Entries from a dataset
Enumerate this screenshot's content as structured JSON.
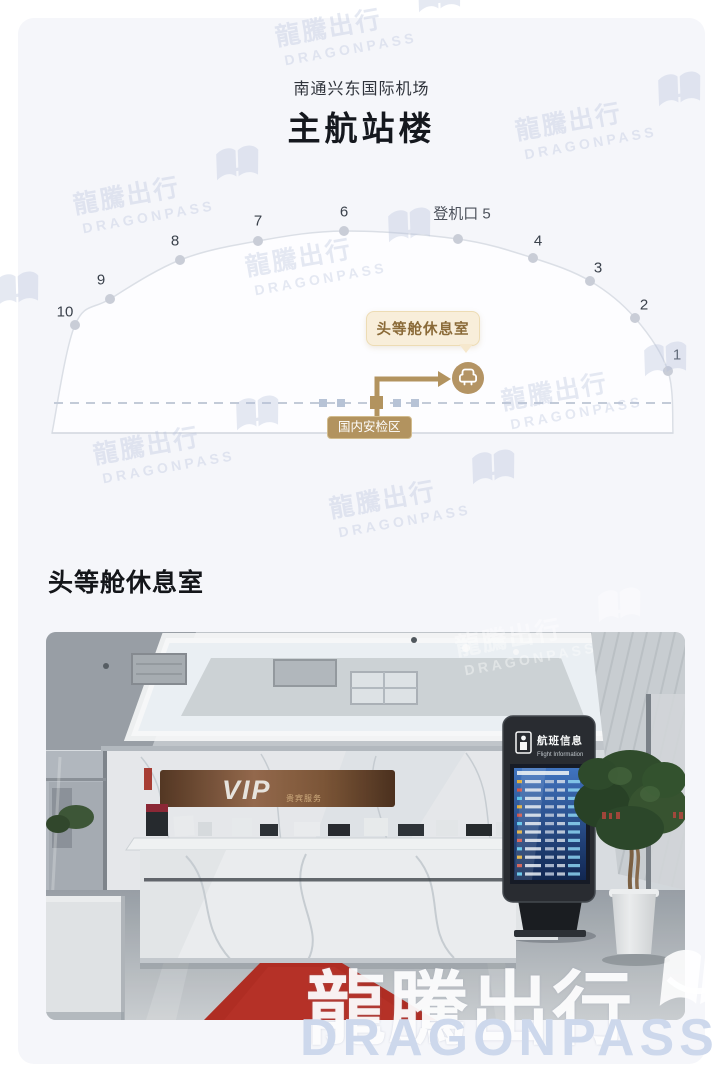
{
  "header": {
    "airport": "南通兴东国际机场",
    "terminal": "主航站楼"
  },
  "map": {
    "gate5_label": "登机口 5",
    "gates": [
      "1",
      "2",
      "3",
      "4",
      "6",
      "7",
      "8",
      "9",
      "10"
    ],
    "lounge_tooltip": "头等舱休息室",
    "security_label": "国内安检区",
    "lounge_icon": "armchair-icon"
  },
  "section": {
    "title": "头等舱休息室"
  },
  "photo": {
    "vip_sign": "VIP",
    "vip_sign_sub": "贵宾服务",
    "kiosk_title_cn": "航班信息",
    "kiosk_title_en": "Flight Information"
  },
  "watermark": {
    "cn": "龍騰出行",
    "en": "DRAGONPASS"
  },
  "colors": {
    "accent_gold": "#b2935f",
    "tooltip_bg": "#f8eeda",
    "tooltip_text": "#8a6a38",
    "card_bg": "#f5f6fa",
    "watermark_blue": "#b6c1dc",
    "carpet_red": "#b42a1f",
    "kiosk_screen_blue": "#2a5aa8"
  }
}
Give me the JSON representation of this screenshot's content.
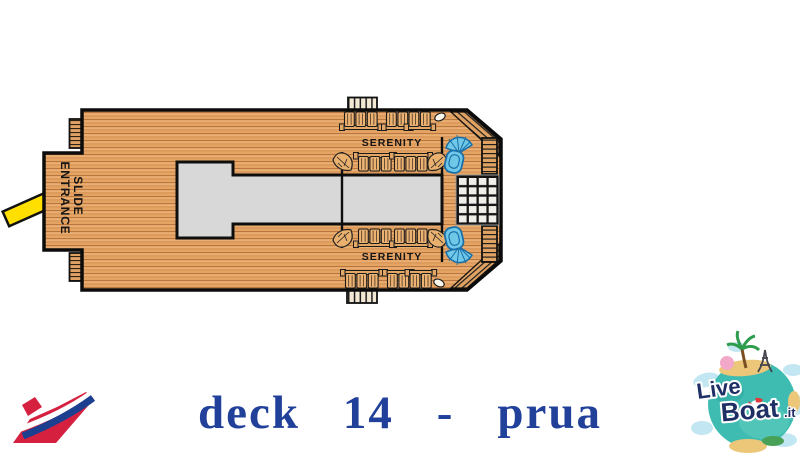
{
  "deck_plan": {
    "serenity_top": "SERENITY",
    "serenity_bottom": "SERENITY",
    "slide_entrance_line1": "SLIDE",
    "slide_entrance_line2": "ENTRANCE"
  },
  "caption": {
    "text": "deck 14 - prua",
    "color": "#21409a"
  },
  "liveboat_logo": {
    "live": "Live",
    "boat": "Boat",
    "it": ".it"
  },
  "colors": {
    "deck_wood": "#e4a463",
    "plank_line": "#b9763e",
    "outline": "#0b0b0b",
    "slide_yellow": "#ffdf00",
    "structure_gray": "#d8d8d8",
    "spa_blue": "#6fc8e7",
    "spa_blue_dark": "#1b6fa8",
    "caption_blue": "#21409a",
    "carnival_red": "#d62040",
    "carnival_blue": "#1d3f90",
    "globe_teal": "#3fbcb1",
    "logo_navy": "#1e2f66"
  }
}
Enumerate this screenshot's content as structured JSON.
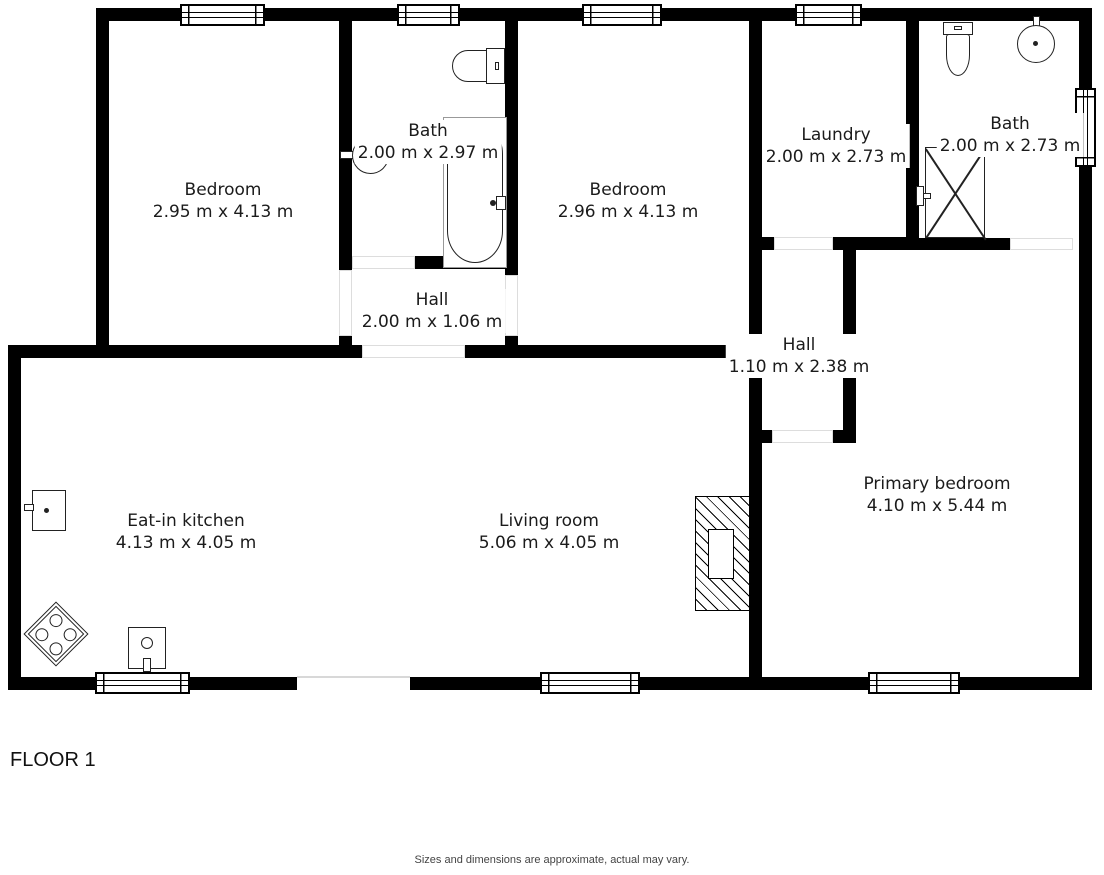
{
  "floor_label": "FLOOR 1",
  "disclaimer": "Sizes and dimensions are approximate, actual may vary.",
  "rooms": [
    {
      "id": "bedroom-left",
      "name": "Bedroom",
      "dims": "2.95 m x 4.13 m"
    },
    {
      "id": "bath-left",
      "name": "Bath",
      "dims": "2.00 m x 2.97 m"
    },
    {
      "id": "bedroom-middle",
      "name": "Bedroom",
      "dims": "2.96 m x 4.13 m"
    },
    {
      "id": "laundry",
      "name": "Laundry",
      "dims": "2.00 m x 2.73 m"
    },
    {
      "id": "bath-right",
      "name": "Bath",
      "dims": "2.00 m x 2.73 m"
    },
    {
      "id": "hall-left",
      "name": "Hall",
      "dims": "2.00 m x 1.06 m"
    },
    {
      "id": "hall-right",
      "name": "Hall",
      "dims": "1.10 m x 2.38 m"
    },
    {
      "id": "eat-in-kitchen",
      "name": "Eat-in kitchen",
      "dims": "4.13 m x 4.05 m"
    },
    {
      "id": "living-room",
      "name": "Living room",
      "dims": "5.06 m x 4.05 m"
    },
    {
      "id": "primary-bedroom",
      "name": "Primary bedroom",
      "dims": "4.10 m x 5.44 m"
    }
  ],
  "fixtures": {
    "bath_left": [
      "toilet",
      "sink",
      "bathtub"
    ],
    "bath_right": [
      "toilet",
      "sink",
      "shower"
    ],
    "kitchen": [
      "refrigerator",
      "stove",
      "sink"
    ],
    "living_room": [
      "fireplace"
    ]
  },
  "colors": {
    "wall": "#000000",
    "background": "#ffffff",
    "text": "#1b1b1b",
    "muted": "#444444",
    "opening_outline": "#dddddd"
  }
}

* * *

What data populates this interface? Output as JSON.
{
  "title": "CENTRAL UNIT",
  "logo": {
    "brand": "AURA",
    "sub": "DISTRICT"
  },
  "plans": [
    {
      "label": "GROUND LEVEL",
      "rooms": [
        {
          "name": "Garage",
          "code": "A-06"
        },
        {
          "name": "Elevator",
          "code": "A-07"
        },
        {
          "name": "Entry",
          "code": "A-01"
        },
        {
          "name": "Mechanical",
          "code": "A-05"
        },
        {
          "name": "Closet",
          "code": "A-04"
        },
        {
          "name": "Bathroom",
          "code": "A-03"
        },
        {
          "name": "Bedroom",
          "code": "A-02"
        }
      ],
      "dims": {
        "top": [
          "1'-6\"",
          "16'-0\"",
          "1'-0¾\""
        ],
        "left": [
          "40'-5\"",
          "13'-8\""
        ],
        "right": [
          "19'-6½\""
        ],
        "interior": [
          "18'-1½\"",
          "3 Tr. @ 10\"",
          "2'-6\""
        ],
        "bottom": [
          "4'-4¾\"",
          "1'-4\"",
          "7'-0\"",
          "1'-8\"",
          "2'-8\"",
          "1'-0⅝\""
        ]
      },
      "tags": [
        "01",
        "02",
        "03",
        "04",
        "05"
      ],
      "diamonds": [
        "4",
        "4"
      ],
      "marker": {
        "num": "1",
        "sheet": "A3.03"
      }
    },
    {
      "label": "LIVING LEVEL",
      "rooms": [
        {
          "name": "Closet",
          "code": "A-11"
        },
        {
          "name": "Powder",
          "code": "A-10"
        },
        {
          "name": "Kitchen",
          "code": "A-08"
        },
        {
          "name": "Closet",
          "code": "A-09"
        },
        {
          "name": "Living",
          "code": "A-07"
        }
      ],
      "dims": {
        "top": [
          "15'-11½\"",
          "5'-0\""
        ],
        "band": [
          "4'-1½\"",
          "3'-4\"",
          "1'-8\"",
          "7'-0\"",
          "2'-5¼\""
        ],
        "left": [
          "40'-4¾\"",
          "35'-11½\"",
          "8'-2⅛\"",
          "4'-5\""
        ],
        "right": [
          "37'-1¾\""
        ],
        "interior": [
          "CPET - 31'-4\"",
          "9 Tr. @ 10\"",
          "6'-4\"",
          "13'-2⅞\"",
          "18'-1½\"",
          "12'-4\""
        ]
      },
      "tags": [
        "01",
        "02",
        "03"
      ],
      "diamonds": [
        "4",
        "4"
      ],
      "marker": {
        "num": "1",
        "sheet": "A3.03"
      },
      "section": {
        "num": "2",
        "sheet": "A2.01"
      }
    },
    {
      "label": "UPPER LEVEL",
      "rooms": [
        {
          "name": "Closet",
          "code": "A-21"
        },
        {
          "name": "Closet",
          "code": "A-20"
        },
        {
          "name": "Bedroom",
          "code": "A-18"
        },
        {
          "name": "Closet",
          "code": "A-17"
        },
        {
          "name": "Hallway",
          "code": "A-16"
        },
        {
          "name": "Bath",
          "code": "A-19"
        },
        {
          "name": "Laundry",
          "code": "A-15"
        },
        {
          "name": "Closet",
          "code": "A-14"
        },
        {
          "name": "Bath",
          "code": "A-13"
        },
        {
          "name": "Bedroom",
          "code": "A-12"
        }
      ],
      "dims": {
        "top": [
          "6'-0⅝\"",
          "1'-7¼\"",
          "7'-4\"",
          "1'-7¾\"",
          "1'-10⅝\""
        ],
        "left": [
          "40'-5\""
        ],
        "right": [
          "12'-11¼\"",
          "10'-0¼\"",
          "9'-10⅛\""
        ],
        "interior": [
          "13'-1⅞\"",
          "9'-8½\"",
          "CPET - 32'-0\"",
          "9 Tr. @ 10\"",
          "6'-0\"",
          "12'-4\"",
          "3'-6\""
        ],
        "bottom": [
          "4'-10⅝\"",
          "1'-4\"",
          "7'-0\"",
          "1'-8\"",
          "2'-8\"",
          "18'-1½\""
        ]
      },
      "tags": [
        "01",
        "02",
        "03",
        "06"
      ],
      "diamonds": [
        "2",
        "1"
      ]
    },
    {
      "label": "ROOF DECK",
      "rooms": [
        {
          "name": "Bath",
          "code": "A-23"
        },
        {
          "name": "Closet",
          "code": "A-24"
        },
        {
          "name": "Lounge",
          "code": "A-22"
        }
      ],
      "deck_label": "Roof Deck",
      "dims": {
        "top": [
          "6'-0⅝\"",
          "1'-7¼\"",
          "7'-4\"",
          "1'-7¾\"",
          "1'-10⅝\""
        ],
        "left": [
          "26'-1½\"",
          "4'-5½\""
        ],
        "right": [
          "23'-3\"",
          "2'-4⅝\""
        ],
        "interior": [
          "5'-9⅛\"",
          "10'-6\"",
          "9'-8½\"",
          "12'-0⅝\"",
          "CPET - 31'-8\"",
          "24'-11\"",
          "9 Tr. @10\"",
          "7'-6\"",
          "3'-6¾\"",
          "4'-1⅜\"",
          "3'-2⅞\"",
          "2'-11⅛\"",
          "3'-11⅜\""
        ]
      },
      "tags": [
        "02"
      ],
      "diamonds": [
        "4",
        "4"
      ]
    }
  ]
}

### Exercise aim
Report how many lines include the word "头等舱休息室". Give nothing but the number.

### Result of this exercise
2